● **Records excerpted from a collection**
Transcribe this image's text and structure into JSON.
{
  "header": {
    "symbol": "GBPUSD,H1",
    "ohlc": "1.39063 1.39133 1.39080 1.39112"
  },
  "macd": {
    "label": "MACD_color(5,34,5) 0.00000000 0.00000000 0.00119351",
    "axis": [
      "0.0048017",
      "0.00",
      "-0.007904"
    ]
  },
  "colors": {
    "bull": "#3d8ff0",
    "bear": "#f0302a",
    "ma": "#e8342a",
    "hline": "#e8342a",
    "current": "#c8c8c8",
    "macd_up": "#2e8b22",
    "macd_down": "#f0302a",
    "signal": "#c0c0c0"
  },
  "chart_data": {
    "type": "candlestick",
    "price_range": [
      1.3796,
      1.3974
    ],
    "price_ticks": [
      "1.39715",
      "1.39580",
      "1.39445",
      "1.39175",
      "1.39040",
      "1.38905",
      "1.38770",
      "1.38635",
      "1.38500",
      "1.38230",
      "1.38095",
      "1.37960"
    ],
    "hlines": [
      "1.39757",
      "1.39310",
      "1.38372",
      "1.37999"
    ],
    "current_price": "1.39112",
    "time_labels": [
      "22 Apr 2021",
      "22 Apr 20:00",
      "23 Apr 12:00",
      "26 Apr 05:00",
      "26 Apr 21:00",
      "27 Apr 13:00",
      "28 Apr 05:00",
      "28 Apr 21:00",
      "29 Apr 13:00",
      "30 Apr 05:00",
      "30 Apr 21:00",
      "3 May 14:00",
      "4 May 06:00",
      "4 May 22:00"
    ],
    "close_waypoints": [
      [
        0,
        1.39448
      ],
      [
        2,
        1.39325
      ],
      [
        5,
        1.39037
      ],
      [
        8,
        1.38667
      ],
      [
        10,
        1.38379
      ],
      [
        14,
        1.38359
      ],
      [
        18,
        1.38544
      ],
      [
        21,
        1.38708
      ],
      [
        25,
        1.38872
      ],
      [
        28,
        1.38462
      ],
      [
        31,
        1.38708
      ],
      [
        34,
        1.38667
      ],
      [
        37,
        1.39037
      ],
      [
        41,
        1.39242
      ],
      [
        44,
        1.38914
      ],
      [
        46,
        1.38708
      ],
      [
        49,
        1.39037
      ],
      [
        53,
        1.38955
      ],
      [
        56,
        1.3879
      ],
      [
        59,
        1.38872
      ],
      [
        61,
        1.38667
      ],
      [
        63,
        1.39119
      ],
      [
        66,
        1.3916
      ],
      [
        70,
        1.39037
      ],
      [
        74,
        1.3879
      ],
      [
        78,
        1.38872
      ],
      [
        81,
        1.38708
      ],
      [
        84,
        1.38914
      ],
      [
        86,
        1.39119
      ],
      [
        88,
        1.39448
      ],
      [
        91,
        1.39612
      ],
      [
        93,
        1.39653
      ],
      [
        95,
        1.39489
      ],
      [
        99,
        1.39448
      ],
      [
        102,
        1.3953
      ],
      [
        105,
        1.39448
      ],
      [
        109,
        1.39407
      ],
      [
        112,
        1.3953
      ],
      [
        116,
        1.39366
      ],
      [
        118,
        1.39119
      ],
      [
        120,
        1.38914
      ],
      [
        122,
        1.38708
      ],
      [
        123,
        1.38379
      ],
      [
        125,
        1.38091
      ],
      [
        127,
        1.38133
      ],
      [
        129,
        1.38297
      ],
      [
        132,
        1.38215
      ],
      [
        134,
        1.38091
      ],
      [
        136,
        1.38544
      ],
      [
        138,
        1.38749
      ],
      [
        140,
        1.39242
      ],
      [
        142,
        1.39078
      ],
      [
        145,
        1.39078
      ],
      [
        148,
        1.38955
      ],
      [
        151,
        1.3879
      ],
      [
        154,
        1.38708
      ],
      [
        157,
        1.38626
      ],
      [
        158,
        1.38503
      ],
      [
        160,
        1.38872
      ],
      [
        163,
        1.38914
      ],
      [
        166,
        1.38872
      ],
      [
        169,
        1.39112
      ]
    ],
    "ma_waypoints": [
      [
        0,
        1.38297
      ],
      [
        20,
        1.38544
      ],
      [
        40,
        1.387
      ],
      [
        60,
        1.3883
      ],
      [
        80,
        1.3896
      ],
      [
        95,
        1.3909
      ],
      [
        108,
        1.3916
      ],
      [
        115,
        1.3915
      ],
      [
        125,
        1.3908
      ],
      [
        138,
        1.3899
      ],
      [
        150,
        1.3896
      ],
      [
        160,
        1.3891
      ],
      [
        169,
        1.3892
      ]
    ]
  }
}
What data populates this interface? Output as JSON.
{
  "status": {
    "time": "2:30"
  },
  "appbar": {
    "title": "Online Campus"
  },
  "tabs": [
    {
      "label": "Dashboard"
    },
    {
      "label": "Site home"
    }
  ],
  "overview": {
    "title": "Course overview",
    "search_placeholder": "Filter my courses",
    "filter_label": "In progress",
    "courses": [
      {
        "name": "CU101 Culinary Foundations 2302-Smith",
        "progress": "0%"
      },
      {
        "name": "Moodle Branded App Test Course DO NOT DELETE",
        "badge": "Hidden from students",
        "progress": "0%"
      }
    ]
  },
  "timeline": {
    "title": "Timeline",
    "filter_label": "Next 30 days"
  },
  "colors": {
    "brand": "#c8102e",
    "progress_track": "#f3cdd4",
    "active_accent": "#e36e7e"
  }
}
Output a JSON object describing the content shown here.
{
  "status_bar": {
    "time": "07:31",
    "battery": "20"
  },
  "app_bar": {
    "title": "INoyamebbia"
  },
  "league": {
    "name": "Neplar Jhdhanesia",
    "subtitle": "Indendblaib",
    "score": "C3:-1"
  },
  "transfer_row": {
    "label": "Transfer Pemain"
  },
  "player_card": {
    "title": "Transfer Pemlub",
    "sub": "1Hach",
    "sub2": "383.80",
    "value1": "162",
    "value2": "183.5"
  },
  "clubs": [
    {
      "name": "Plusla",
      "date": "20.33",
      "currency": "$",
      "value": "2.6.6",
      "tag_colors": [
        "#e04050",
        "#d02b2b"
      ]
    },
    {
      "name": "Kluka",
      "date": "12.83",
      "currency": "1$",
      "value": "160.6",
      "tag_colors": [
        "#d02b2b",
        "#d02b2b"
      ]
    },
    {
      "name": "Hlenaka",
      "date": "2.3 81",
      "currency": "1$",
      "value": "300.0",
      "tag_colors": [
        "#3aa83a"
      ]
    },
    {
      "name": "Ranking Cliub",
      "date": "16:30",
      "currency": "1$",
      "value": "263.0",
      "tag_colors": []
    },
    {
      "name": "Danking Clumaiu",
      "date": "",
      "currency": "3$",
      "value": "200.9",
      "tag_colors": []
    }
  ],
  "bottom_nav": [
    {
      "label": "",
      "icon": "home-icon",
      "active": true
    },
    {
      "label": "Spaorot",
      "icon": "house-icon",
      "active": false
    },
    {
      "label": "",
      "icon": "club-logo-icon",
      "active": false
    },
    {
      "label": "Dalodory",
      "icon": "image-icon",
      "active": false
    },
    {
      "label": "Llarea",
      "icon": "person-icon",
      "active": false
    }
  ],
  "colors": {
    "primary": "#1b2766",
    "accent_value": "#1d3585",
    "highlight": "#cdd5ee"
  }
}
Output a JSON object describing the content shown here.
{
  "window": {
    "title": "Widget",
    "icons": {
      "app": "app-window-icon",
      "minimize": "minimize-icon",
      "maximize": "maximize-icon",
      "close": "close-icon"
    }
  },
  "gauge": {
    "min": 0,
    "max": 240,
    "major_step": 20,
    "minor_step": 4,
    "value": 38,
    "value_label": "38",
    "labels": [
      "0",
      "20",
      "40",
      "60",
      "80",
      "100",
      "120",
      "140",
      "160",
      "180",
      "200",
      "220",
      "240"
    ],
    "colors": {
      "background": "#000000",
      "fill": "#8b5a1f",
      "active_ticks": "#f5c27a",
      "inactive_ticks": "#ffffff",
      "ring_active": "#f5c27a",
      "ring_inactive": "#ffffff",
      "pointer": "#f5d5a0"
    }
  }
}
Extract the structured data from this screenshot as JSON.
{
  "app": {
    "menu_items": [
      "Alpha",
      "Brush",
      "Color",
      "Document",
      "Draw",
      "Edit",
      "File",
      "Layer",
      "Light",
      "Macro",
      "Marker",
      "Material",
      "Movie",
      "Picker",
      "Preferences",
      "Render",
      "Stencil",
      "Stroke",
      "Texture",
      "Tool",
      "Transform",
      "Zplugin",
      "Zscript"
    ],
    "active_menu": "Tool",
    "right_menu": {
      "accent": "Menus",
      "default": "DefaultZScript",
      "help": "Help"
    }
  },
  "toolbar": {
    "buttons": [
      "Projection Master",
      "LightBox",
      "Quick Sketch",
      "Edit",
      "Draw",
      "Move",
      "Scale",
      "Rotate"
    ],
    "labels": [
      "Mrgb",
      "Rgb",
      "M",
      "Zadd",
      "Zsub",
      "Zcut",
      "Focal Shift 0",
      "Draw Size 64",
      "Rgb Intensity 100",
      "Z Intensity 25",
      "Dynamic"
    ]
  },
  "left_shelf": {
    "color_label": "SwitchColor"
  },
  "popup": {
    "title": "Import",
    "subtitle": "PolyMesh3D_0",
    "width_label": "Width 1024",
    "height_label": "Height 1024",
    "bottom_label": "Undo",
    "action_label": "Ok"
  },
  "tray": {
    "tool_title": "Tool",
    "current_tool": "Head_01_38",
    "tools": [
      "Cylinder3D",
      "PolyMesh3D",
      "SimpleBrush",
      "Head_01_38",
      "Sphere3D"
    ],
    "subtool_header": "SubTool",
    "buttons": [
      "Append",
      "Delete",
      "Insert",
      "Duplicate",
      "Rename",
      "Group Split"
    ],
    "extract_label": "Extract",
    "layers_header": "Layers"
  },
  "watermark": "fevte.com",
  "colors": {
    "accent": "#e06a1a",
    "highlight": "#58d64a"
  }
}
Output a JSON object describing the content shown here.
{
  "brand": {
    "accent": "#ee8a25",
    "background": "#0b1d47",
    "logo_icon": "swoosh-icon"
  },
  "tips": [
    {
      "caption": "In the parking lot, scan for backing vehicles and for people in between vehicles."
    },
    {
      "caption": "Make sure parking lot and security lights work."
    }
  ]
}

● **Exercise task**
Exactly as written, give again every line from the one containing "Extract the structured" through the last line of the material above, and no other lines.

● **Output below**
Extract the structured data from this screenshot as JSON.
{
  "app": {
    "menu_items": [
      "Alpha",
      "Brush",
      "Color",
      "Document",
      "Draw",
      "Edit",
      "File",
      "Layer",
      "Light",
      "Macro",
      "Marker",
      "Material",
      "Movie",
      "Picker",
      "Preferences",
      "Render",
      "Stencil",
      "Stroke",
      "Texture",
      "Tool",
      "Transform",
      "Zplugin",
      "Zscript"
    ],
    "active_menu": "Tool",
    "right_menu": {
      "accent": "Menus",
      "default": "DefaultZScript",
      "help": "Help"
    }
  },
  "toolbar": {
    "buttons": [
      "Projection Master",
      "LightBox",
      "Quick Sketch",
      "Edit",
      "Draw",
      "Move",
      "Scale",
      "Rotate"
    ],
    "labels": [
      "Mrgb",
      "Rgb",
      "M",
      "Zadd",
      "Zsub",
      "Zcut",
      "Focal Shift 0",
      "Draw Size 64",
      "Rgb Intensity 100",
      "Z Intensity 25",
      "Dynamic"
    ]
  },
  "left_shelf": {
    "color_label": "SwitchColor"
  },
  "popup": {
    "title": "Import",
    "subtitle": "PolyMesh3D_0",
    "width_label": "Width 1024",
    "height_label": "Height 1024",
    "bottom_label": "Undo",
    "action_label": "Ok"
  },
  "tray": {
    "tool_title": "Tool",
    "current_tool": "Head_01_38",
    "tools": [
      "Cylinder3D",
      "PolyMesh3D",
      "SimpleBrush",
      "Head_01_38",
      "Sphere3D"
    ],
    "subtool_header": "SubTool",
    "buttons": [
      "Append",
      "Delete",
      "Insert",
      "Duplicate",
      "Rename",
      "Group Split"
    ],
    "extract_label": "Extract",
    "layers_header": "Layers"
  },
  "watermark": "fevte.com",
  "colors": {
    "accent": "#e06a1a",
    "highlight": "#58d64a"
  }
}
Output a JSON object describing the content shown here.
{
  "brand": {
    "accent": "#ee8a25",
    "background": "#0b1d47",
    "logo_icon": "swoosh-icon"
  },
  "tips": [
    {
      "caption": "In the parking lot, scan for backing vehicles and for people in between vehicles."
    },
    {
      "caption": "Make sure parking lot and security lights work."
    }
  ]
}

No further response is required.